Lines from the listing below that contain the string "Einzug" are to be reported.
• • • • •
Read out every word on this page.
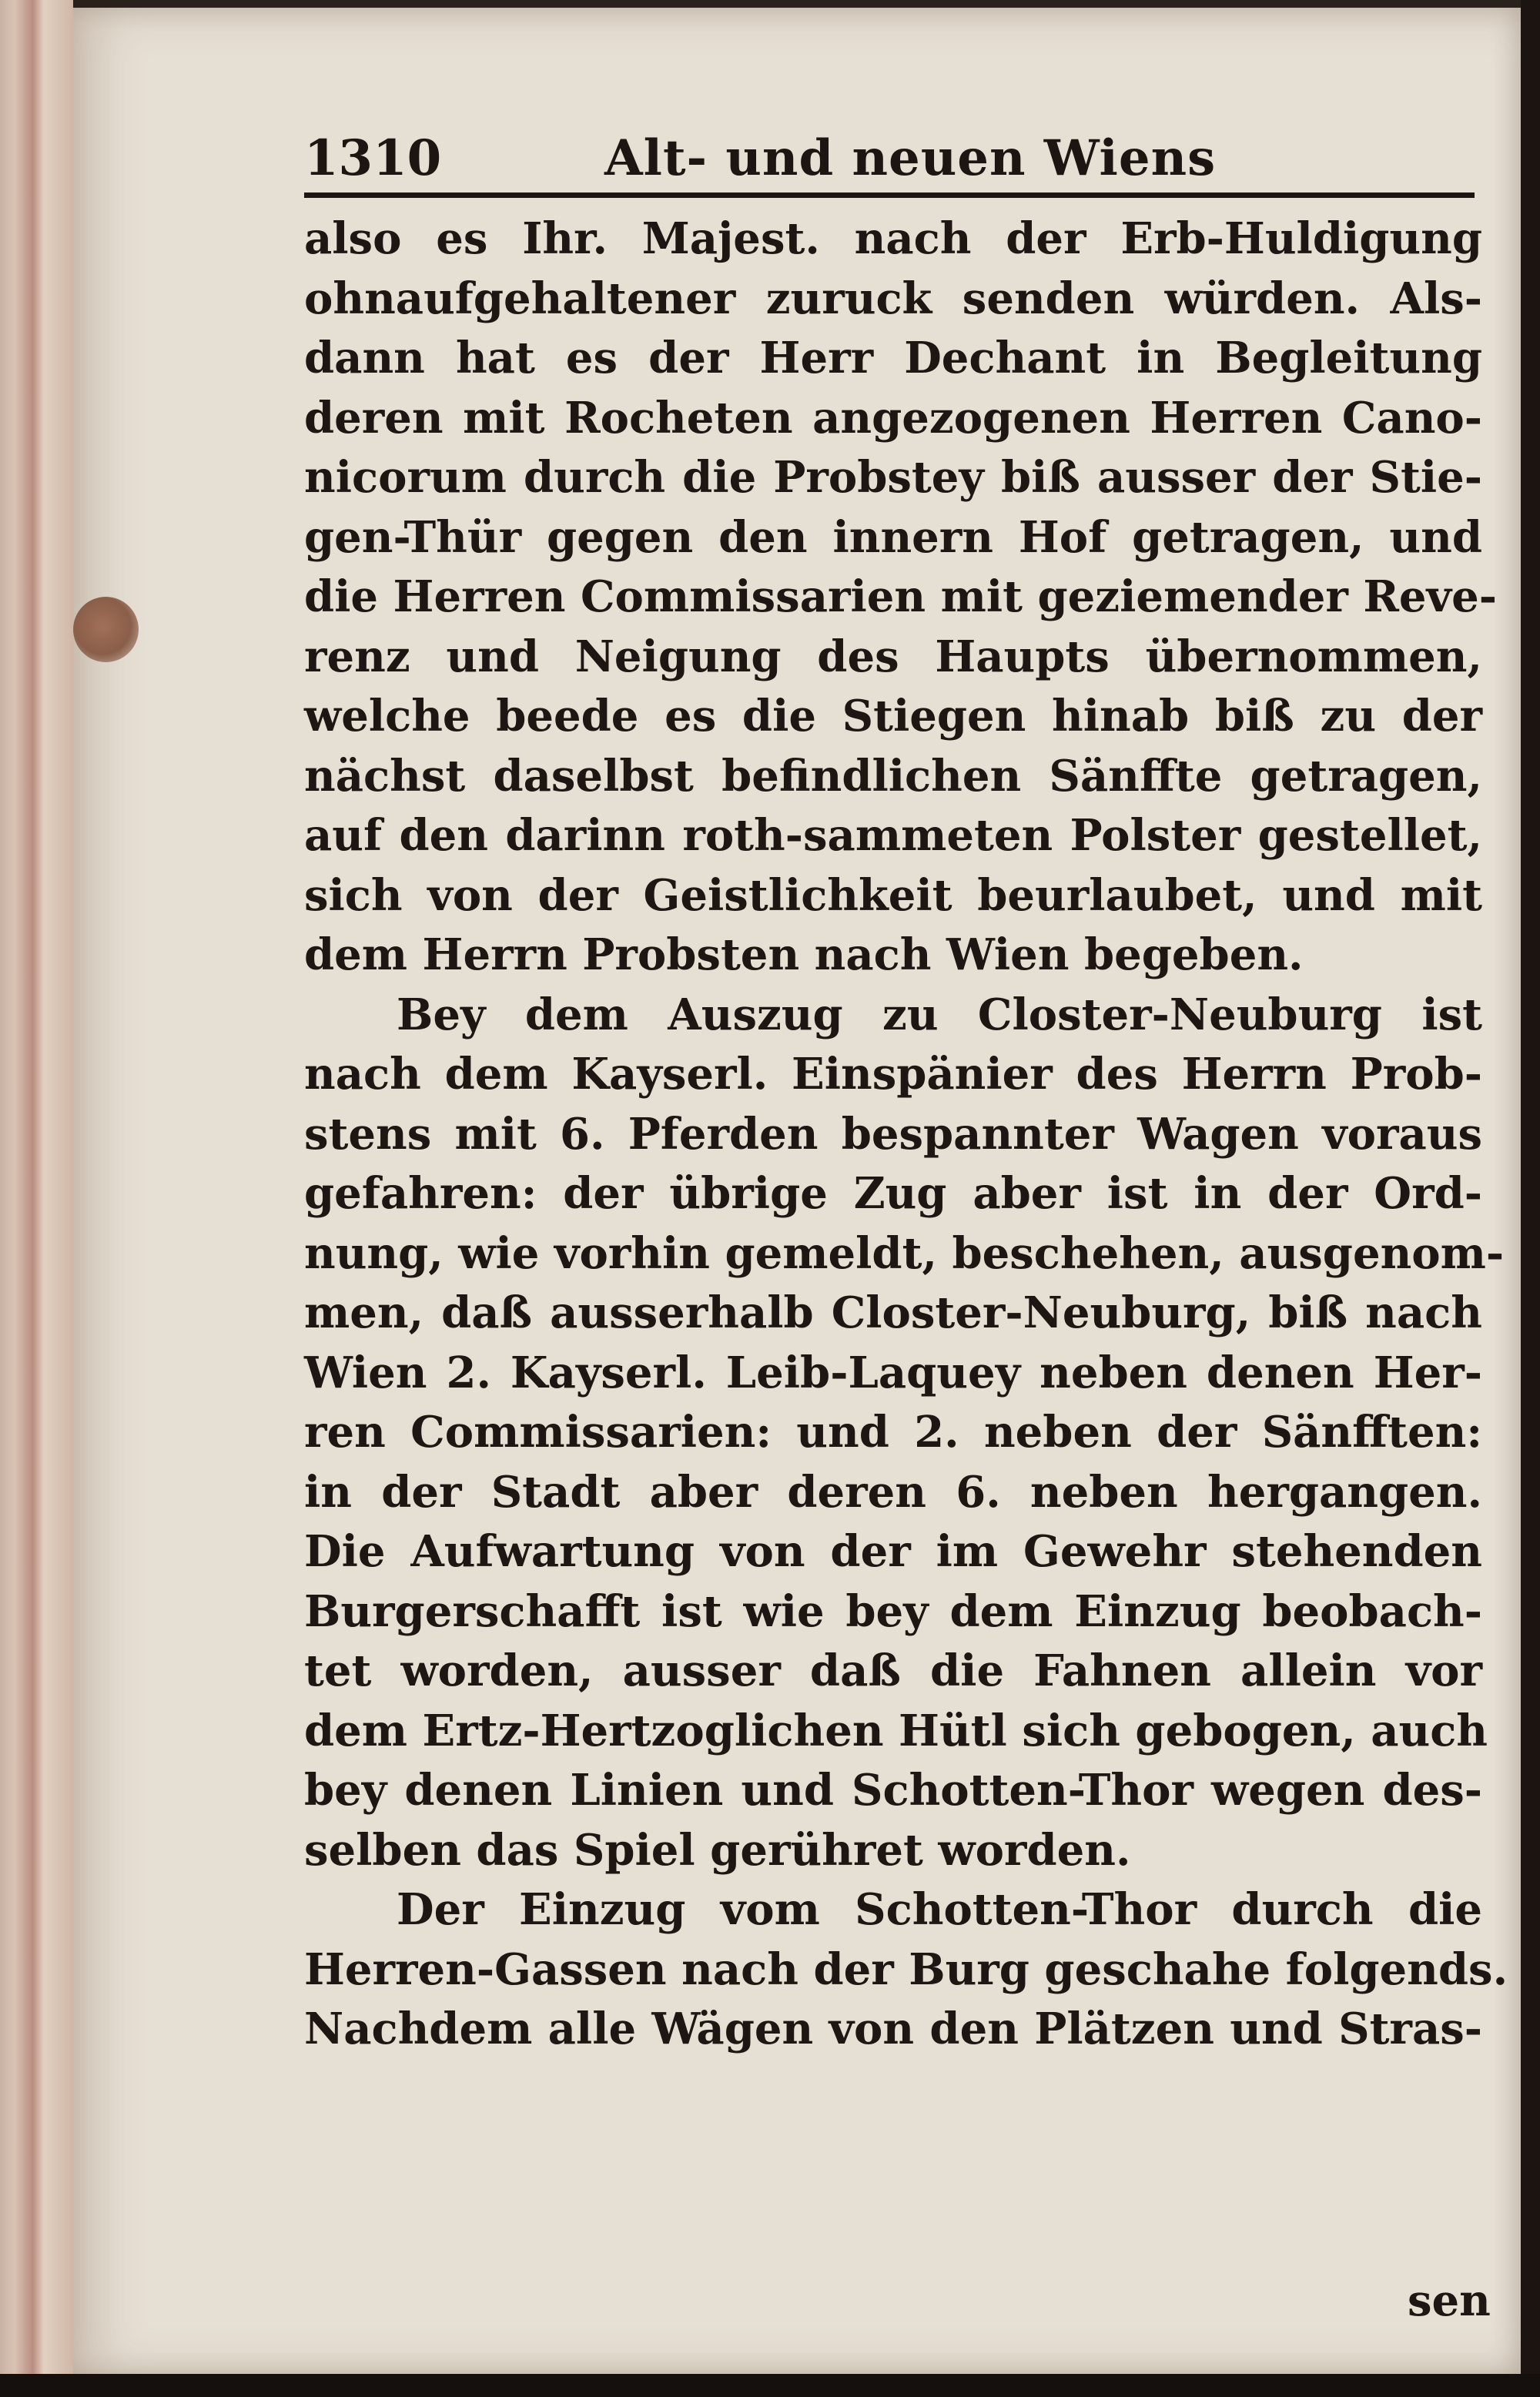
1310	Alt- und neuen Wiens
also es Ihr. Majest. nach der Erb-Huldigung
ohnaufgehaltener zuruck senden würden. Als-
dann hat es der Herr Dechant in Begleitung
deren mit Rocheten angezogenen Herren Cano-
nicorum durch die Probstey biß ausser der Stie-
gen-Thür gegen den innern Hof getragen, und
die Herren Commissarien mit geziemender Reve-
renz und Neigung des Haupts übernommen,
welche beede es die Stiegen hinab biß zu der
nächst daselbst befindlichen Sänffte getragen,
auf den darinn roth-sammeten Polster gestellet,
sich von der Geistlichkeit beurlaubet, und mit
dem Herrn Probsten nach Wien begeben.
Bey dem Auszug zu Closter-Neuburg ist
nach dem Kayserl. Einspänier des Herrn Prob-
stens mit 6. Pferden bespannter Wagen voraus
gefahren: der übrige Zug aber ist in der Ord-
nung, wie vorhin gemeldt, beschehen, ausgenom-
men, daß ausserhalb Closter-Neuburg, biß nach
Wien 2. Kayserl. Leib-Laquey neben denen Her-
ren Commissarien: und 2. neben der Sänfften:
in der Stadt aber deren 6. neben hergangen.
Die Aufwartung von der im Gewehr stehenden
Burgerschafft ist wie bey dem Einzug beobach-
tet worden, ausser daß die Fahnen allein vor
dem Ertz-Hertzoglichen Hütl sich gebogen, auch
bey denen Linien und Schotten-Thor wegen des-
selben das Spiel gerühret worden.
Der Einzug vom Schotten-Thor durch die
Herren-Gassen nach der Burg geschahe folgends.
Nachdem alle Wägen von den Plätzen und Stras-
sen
• • • • •
_Written solution_
Burgerschafft ist wie bey dem Einzug beobach-
Der Einzug vom Schotten-Thor durch die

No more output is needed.